This couple might not be my relatives. There has never been any official paper connection of them to my relative "Bad Boy" Thomas Wallen. There is however the proximity and the time which makes it possible they are related. but I notice Tom never named a child Ralph or Joyce which has made me speculate Ralph was pehaps an uncle or cousin so please note them as "MAYBE" or "LIKELY" not certain.
1595 presumed date of birth Ralph and Joyce
1623 married before arrival July 10th in Plimouth on the "ANNE"
1623 Ralfe Walen: received a small homesite in division of lands
1627 land division Ralph & Joyce in Eaton company
1627 Ralph & Joyce each given a single share apparently had no children as of June 1st
1633 Ralph on freeman list
1633 Ralph taxed 9 shillings March 25th
1633 "Goodwife Wallen" named as a guardian of Mercy Fuller July 30th (TLNOTE 1)
1634 Ralph sold acres to Thomas Clark for 20 bushels of corn & 40 shilling
1634 "Widow Wallen" on the tax list ( TL NOTE 2)
1637 Ralph allotted mowing ground "where he had the last year" March 20th
1638 Ralph acknowledged paid in full from Thomas Clark Feb. 2nd
1639 Ralph's name in list with later annotation "dead"
1643 Ralph is not on list of all men 16-60 able to bear arms in August
1643 "Joyce Wallen Widdow" sold to Edward Bangs,"her house etc." sold
1645 "Joyce Wallen widdow" arranged to "winter her cow" March 3rd
1660 John Jenkens of Barnstable makes claim on property as "heire apparent of
Ralph Wallen, Deceased.." June 9th (TL NOTE 3)
(TL NOTE 1) 1633 the term "Goodwife" is typically a single female head of a household &
(TL NOTE 2) "Widow Wallen" makes me wonder if there could have been some
other Wallen family. Why else is there a Ralph in 1637 & 1638
because even if it was a Ralph Jr. he would be no more than 10 yrs old (** see 1627)
this again could support my Tom as a nephew to Ralph theory.
(TL NOTE 3) The most likely explanation for this is that Jenkens is married to Ralph's
daughter & would have been the legal manager of all his wife's property.
This does not help to clarify the matter of any other children Ralph &
Joyce may have had. It only indicates that for whatever reason Jenkens did not
expect anyone else would come forward to make a claim on the property.

──────

● Prompt 1
In the timeline of Ralph and Joyce Wallen, on what ship did they arrive in Plimouth in 1623?
● Prompt 2
Copy the rows from the first one through the row containing "bar [134,187,154,213]", switching "gridline" to "grid rule" and leaving everything else unchanged.

[Element location listings]
──────

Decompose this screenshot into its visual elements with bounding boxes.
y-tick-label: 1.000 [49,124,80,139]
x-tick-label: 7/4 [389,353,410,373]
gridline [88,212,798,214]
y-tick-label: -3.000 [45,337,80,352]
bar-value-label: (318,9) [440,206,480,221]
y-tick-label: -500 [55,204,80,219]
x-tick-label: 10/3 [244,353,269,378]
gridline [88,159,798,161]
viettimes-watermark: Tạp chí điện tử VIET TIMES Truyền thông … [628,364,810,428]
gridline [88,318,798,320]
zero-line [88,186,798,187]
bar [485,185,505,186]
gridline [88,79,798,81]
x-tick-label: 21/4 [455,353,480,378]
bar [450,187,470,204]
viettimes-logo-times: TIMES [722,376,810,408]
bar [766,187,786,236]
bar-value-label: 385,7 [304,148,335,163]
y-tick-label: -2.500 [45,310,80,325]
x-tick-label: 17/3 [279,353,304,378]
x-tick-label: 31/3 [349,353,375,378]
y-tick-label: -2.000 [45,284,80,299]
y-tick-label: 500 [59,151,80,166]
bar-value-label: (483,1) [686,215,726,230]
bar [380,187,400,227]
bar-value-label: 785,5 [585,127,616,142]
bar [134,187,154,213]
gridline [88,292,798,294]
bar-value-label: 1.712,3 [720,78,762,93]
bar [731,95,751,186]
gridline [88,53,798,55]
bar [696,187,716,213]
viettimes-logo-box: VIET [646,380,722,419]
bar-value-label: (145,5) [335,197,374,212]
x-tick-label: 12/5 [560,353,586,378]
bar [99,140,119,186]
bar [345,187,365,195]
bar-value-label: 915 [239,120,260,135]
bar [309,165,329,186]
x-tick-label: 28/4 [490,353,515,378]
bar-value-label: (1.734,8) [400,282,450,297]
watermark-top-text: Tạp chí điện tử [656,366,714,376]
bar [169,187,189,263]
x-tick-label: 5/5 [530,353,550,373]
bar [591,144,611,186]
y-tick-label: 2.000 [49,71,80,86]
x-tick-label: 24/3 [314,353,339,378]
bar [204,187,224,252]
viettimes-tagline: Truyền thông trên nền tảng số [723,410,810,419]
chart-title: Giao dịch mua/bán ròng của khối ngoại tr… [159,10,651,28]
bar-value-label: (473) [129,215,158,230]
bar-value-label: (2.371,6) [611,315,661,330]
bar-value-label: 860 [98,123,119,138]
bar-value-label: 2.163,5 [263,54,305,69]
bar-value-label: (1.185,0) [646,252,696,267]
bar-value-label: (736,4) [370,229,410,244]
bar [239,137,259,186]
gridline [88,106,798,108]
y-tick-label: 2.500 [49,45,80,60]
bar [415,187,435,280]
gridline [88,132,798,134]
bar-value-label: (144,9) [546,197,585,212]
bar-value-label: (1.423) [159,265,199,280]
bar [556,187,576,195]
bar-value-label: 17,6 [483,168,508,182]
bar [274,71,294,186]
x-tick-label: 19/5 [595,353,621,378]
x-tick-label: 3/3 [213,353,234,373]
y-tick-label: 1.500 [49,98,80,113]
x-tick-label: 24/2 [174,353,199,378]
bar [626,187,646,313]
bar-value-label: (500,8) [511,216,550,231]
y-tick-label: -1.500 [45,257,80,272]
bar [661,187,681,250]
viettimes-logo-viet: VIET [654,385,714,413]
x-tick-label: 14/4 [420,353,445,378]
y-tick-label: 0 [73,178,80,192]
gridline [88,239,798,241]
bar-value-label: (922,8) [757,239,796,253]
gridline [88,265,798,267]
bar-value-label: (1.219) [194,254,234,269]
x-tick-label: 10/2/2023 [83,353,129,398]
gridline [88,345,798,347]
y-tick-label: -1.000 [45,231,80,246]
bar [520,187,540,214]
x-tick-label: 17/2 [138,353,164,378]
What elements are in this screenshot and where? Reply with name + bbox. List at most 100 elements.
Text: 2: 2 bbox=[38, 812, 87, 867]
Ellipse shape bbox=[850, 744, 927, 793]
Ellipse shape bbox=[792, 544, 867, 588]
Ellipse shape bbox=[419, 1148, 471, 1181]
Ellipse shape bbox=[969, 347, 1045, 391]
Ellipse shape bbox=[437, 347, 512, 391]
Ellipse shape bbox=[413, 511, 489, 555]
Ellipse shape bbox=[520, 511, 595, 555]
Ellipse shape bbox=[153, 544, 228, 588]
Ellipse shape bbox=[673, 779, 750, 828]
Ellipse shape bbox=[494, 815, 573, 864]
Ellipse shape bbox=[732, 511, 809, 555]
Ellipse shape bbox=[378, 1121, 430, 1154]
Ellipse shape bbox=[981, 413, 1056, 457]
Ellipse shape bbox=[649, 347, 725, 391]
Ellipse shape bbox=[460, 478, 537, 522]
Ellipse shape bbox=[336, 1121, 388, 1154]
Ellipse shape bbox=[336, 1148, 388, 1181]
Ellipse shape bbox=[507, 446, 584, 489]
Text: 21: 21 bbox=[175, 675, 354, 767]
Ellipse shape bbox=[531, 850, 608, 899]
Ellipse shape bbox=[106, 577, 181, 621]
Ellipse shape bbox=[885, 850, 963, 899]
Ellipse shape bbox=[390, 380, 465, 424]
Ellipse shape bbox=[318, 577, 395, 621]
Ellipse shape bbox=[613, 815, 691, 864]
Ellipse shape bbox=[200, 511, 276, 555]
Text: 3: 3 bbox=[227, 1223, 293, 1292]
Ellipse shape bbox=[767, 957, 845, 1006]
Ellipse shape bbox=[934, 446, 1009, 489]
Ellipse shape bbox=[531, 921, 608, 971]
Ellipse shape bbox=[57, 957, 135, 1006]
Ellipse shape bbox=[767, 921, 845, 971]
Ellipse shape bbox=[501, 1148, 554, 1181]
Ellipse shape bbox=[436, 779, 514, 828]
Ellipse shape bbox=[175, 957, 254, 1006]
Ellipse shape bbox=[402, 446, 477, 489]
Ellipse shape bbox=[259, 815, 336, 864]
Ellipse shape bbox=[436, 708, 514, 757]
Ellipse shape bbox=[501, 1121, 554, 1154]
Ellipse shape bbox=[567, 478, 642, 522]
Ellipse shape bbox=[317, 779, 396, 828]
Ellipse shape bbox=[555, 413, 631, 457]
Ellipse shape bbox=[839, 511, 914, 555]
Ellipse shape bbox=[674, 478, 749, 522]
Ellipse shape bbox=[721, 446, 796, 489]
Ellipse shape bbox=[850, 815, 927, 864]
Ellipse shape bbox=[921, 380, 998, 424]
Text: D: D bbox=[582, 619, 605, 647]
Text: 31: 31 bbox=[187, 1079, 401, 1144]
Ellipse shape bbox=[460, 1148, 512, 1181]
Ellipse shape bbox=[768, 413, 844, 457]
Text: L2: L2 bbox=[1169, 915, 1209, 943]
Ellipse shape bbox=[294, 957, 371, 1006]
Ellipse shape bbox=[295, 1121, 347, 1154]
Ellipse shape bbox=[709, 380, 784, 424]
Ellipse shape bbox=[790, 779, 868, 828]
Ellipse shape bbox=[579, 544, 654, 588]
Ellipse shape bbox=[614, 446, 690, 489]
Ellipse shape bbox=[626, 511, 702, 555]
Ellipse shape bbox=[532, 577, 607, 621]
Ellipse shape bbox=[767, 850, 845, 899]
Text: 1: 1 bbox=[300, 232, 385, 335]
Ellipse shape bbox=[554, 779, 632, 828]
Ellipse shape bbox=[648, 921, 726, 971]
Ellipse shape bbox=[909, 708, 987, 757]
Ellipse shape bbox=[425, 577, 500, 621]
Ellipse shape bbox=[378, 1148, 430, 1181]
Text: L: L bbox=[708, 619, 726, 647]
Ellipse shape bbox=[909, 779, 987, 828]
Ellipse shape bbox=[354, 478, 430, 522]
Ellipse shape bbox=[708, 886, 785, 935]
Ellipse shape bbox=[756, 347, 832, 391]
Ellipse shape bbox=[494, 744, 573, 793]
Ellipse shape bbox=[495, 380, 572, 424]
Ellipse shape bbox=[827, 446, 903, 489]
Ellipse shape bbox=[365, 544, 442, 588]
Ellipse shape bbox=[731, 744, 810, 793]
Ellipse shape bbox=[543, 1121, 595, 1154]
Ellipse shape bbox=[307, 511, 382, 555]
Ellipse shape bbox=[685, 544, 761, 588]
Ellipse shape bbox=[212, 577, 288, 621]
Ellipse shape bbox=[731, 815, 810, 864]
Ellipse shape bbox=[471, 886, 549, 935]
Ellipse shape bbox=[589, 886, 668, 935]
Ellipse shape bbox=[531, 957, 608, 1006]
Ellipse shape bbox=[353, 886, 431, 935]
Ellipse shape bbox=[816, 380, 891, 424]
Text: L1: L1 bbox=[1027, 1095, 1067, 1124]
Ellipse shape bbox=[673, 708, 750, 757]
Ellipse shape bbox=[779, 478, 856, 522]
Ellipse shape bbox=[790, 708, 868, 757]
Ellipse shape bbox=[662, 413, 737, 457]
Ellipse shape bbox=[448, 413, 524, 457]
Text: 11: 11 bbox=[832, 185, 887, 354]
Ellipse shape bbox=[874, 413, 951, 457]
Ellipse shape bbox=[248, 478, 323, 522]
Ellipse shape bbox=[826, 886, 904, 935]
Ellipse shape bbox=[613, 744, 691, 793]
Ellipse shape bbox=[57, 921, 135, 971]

──────

● Response 1
They arrived on the "ANNE."

● Response 2
Decompose this screenshot into its visual elements with bounding boxes.
y-tick-label: 1.000 [49,124,80,139]
x-tick-label: 7/4 [389,353,410,373]
grid rule [88,212,798,214]
y-tick-label: -3.000 [45,337,80,352]
bar-value-label: (318,9) [440,206,480,221]
y-tick-label: -500 [55,204,80,219]
x-tick-label: 10/3 [244,353,269,378]
grid rule [88,159,798,161]
viettimes-watermark: Tạp chí điện tử VIET TIMES Truyền thông … [628,364,810,428]
grid rule [88,318,798,320]
zero-line [88,186,798,187]
bar [485,185,505,186]
grid rule [88,79,798,81]
x-tick-label: 21/4 [455,353,480,378]
bar [450,187,470,204]
viettimes-logo-times: TIMES [722,376,810,408]
bar [766,187,786,236]
bar-value-label: 385,7 [304,148,335,163]
y-tick-label: -2.500 [45,310,80,325]
x-tick-label: 17/3 [279,353,304,378]
x-tick-label: 31/3 [349,353,375,378]
y-tick-label: -2.000 [45,284,80,299]
y-tick-label: 500 [59,151,80,166]
bar-value-label: (483,1) [686,215,726,230]
bar [380,187,400,227]
bar-value-label: 785,5 [585,127,616,142]
bar [134,187,154,213]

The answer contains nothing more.